*Document section*
>>
The following was asked on a discussion forum I follow. I need your help in answering it.
A few weeks ago, I joined a woman’s group and we post questions to get to know each other and answer questions, give advice, and so on. It was a mixed group with Muslims and non-Muslims with the majority being Muslim. Anyway, there were several debates in which some women would argue over why they reject hadith and only follow Quran. I’m wondering how can they be Muslim when they reject certain aspects of Islam?
Almighty Allah SWT says: “This day have I perfected your religion for you, completed My favour upon you, and have chosen for you Islam as your religion” (5:3)
Rejecting the Hadeeth altogether is irrational! Because it is the Hadeeth that tells us how many prayers we have to pray everyday, how to pray and what to say in a prayer, what proprotion of our money are we to take out for the Zakah (mandatory alms), among hundreds of other teachings without which the religion would not be complete.
More importantly, rejecting the Hadeeth is tantamount to disobeying God, who says, “Whoever obeys the Messenger has obeyed God” (4:80). How do we obey the Prophet (PBUH) if we don’t know what he said?!
Which brings me to the reason which is probably why these folks reject the Hadeeth. Namely, they do not trust that the prophet (PBUH) said what the Hadeeths say he said. I doubt that any Muslim would actually know that the Prophet ordered something and they consciously decide not to do it!
<<
*Stated exercise a*
Answer these questions about the hadith discussion:
(i) What kind of group did the person asking the question join a few weeks ago?
(ii) What does the hadith discussion give as the meaning of Zakah?
(iii) Which verse number is given for "Whoever obeys the Messenger has obeyed God"?

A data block
>>
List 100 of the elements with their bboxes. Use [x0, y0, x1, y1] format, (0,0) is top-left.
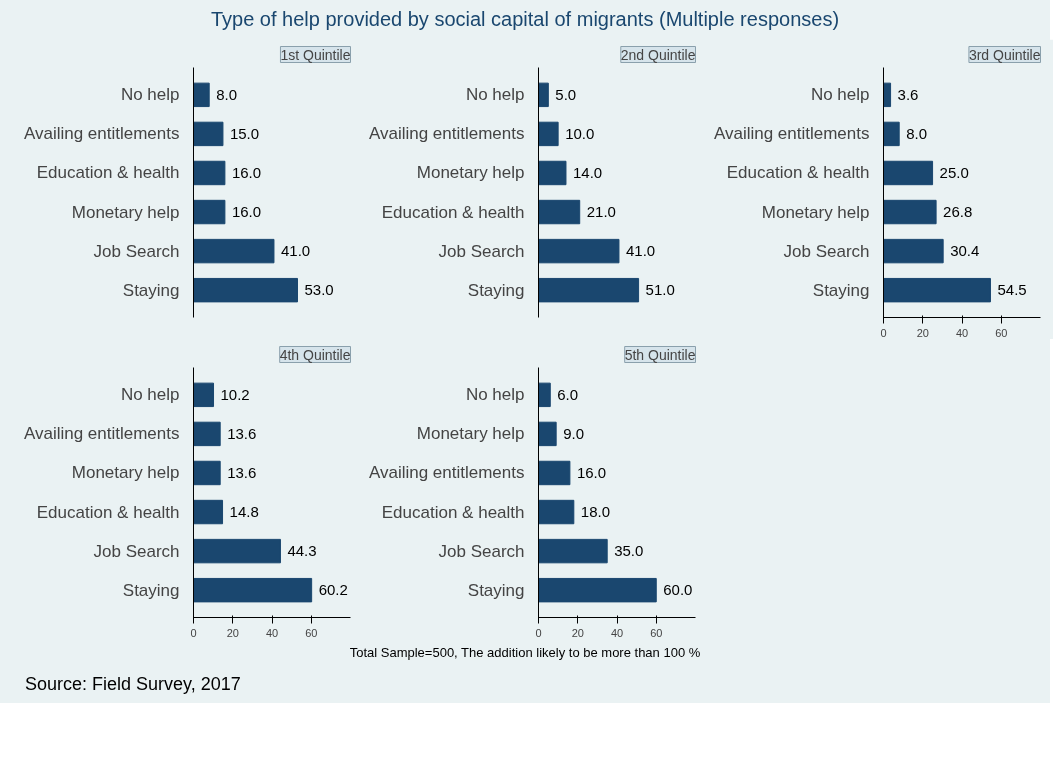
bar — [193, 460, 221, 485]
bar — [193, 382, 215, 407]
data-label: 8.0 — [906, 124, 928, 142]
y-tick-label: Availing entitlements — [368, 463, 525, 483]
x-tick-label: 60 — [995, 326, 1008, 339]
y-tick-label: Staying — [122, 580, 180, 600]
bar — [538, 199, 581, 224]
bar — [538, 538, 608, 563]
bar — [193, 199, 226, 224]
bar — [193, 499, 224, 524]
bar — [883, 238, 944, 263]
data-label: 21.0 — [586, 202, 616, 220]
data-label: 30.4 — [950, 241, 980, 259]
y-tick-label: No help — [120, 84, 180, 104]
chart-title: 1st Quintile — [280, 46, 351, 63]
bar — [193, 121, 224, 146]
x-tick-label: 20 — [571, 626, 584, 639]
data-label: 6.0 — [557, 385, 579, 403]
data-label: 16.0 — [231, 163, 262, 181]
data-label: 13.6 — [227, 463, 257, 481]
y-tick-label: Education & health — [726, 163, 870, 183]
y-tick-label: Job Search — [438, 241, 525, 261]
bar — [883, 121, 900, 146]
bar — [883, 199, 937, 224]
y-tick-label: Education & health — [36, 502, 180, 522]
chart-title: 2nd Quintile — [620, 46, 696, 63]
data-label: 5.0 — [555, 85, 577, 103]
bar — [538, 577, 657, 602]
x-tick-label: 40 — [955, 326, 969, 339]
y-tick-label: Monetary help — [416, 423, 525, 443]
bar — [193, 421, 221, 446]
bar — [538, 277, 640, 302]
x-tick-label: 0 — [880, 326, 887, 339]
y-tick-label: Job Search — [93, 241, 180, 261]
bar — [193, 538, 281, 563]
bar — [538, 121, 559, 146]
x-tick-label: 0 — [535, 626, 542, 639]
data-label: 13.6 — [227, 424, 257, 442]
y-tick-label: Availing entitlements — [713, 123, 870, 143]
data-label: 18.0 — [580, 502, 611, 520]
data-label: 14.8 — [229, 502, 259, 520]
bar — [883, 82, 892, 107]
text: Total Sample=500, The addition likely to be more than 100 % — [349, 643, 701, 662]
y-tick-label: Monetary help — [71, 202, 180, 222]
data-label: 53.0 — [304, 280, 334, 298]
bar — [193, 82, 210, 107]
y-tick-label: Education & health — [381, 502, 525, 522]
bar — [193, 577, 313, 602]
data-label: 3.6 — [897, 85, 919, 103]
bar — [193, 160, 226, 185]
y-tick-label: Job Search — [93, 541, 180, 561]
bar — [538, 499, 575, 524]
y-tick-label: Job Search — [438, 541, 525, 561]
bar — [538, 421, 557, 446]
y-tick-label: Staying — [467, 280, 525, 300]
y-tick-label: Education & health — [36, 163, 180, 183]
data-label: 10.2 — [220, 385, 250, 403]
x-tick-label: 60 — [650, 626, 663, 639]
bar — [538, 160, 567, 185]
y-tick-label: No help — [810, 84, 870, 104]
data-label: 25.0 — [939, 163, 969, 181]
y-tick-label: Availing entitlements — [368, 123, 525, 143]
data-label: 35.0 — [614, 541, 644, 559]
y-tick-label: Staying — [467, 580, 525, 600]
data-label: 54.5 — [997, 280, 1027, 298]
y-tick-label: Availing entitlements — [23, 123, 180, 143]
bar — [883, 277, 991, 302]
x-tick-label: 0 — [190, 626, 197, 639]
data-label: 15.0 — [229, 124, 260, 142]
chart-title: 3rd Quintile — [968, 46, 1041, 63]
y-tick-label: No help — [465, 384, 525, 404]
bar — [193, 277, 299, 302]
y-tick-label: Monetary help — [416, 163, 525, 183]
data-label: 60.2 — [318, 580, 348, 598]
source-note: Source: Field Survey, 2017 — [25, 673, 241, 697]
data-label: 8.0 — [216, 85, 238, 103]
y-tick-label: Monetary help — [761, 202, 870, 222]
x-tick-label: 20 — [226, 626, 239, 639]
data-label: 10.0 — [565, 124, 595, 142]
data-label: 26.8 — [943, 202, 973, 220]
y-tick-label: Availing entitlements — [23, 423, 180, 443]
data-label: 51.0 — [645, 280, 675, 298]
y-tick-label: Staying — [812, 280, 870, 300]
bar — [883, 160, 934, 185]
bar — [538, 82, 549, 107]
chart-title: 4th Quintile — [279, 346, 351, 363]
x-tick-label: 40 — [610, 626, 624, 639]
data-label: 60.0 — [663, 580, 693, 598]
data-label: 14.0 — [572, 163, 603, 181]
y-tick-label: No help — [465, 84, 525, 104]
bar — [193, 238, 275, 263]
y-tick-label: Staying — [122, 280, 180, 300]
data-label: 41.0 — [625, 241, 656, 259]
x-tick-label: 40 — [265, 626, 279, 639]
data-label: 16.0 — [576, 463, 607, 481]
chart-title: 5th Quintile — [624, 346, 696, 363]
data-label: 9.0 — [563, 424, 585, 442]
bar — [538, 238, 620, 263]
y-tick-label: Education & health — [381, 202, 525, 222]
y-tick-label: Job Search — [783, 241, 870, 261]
<<
*Stated exercise b*
In the data block above, transcribe the rows from the one containing "bar — [193, 460, 221, 485]" down to the one containing "bar — [538, 121, 559, 146]", including both of those rows.

*Written solution a*
(i) A woman's group of Muslims and non-Muslims, mostly Muslims.
(ii) Mandatory alms.
(iii) 4:80.

*Written solution b*
bar — [193, 460, 221, 485]
bar — [193, 382, 215, 407]
data-label: 8.0 — [906, 124, 928, 142]
y-tick-label: Availing entitlements — [368, 463, 525, 483]
x-tick-label: 60 — [995, 326, 1008, 339]
y-tick-label: Staying — [122, 580, 180, 600]
bar — [538, 199, 581, 224]
bar — [538, 538, 608, 563]
bar — [193, 199, 226, 224]
bar — [193, 499, 224, 524]
bar — [883, 238, 944, 263]
data-label: 21.0 — [586, 202, 616, 220]
data-label: 30.4 — [950, 241, 980, 259]
y-tick-label: No help — [120, 84, 180, 104]
chart-title: 1st Quintile — [280, 46, 351, 63]
bar — [193, 121, 224, 146]
x-tick-label: 20 — [571, 626, 584, 639]
data-label: 6.0 — [557, 385, 579, 403]
data-label: 16.0 — [231, 163, 262, 181]
data-label: 13.6 — [227, 463, 257, 481]
y-tick-label: Education & health — [726, 163, 870, 183]
y-tick-label: Job Search — [438, 241, 525, 261]
bar — [883, 121, 900, 146]
bar — [883, 199, 937, 224]
y-tick-label: Education & health — [36, 502, 180, 522]
chart-title: 2nd Quintile — [620, 46, 696, 63]
data-label: 5.0 — [555, 85, 577, 103]
bar — [538, 577, 657, 602]
x-tick-label: 40 — [955, 326, 969, 339]
y-tick-label: Monetary help — [416, 423, 525, 443]
bar — [193, 421, 221, 446]
bar — [538, 277, 640, 302]
x-tick-label: 0 — [880, 326, 887, 339]
y-tick-label: Job Search — [93, 241, 180, 261]
bar — [193, 538, 281, 563]
bar — [538, 121, 559, 146]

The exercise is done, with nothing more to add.